→ **WHAT YOU WILL DO**: How many of the lines below hold the word "screenshot"? Answer only with the number.

→ **RECORD SET**:

..............................

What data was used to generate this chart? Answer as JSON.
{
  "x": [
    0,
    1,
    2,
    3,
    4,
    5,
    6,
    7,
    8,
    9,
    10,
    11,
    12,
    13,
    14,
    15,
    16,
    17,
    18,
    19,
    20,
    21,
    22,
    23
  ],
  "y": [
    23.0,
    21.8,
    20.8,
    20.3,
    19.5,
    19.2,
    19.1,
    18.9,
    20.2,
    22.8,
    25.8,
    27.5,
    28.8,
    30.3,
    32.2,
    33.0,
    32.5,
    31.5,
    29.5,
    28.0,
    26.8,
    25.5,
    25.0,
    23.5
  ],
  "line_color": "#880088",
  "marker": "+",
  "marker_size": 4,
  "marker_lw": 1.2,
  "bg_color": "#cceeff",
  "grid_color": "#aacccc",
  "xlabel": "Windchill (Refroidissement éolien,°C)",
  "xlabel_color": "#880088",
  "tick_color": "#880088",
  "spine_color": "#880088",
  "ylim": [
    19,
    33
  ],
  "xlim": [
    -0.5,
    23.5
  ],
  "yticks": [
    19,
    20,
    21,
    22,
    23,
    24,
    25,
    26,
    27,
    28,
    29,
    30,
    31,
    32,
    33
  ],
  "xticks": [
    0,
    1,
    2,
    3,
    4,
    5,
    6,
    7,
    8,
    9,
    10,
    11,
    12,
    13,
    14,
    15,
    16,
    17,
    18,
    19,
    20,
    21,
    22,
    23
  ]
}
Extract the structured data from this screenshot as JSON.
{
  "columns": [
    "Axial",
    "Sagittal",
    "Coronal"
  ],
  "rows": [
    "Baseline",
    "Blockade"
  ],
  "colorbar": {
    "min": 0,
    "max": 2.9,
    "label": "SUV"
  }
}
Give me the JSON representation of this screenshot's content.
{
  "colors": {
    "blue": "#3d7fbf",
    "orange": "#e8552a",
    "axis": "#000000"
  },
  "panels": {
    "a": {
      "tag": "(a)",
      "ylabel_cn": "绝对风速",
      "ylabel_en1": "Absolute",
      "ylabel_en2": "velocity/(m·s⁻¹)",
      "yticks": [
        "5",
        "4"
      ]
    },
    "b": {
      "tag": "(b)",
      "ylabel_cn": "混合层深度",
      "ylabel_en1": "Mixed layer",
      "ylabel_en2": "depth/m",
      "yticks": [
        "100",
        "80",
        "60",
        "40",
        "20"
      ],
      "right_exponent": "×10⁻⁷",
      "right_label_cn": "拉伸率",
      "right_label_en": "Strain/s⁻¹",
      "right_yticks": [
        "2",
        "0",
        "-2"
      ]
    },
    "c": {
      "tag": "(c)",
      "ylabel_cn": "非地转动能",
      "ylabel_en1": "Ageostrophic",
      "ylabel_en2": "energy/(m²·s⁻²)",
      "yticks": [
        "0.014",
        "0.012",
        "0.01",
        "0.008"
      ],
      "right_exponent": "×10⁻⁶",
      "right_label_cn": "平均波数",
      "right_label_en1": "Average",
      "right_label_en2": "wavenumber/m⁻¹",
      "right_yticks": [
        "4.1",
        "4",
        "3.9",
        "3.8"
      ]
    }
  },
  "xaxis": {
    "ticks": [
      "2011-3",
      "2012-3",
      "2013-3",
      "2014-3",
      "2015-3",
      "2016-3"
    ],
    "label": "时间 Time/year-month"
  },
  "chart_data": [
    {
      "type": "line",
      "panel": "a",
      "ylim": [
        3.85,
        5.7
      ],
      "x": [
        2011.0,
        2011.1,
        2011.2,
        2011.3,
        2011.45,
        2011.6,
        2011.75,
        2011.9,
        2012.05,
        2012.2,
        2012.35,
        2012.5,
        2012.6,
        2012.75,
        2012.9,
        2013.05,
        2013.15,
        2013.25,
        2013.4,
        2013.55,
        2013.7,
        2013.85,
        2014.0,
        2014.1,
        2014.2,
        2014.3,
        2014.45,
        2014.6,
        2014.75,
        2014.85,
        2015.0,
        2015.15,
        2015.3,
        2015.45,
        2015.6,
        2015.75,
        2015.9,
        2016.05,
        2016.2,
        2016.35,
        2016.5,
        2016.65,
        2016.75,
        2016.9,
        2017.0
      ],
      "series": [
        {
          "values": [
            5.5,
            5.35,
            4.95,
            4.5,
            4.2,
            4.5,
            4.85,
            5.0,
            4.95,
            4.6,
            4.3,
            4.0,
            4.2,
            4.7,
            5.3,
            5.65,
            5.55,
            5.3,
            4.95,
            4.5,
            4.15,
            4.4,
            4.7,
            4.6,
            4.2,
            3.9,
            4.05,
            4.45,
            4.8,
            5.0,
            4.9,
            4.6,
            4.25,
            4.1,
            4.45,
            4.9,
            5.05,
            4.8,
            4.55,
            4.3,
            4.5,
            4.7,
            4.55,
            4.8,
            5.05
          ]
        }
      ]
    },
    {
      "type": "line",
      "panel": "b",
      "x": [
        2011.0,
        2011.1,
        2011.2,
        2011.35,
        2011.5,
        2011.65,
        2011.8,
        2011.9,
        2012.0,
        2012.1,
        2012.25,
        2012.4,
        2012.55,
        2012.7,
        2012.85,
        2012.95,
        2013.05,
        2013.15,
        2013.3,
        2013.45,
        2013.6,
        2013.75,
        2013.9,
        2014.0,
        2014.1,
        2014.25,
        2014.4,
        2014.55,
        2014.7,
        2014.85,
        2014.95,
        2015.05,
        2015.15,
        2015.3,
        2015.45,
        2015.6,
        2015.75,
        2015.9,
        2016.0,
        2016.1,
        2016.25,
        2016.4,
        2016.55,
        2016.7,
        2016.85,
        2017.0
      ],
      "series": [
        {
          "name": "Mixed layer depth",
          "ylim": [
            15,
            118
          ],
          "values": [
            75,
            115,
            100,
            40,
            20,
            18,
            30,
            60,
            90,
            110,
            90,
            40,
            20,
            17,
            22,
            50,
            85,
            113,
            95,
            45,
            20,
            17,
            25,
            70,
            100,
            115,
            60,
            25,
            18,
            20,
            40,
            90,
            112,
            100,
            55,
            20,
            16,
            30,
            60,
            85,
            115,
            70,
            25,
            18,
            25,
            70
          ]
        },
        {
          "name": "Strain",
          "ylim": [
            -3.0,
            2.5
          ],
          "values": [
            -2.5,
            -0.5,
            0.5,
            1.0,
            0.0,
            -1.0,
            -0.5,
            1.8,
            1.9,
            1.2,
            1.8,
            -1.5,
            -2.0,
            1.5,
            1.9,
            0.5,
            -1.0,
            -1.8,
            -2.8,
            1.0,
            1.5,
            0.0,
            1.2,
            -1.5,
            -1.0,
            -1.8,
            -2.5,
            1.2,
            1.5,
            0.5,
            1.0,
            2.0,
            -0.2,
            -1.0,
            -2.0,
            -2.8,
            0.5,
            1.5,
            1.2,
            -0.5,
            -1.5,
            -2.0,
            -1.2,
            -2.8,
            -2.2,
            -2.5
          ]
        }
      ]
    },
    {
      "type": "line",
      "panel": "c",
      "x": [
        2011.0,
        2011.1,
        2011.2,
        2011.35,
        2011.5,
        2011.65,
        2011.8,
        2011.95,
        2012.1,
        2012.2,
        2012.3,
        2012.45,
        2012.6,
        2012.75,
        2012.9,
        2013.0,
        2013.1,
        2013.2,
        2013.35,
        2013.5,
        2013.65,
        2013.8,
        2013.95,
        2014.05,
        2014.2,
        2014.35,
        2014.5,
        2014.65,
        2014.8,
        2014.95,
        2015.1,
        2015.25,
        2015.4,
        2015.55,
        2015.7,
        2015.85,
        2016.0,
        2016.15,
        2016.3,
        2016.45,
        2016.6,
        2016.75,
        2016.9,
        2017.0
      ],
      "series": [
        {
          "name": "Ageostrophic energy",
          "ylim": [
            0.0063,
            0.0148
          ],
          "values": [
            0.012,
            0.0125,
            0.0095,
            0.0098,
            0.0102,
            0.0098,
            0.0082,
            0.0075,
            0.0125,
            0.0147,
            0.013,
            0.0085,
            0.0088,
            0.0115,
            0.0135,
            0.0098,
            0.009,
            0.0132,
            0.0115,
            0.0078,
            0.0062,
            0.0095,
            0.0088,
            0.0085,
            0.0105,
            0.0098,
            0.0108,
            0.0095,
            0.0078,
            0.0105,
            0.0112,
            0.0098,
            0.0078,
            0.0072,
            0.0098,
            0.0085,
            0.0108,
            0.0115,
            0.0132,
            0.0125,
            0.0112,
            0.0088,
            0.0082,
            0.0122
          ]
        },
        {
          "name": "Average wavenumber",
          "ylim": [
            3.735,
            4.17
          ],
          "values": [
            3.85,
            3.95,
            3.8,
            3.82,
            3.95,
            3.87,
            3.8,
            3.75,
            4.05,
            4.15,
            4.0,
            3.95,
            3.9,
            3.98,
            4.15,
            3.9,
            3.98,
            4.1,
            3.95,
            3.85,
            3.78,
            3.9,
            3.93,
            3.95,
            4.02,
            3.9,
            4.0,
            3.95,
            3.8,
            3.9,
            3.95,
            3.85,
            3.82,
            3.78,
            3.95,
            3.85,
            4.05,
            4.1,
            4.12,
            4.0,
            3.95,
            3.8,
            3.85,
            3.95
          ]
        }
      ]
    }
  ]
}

..............................

→ **FINAL ANSWER**: 2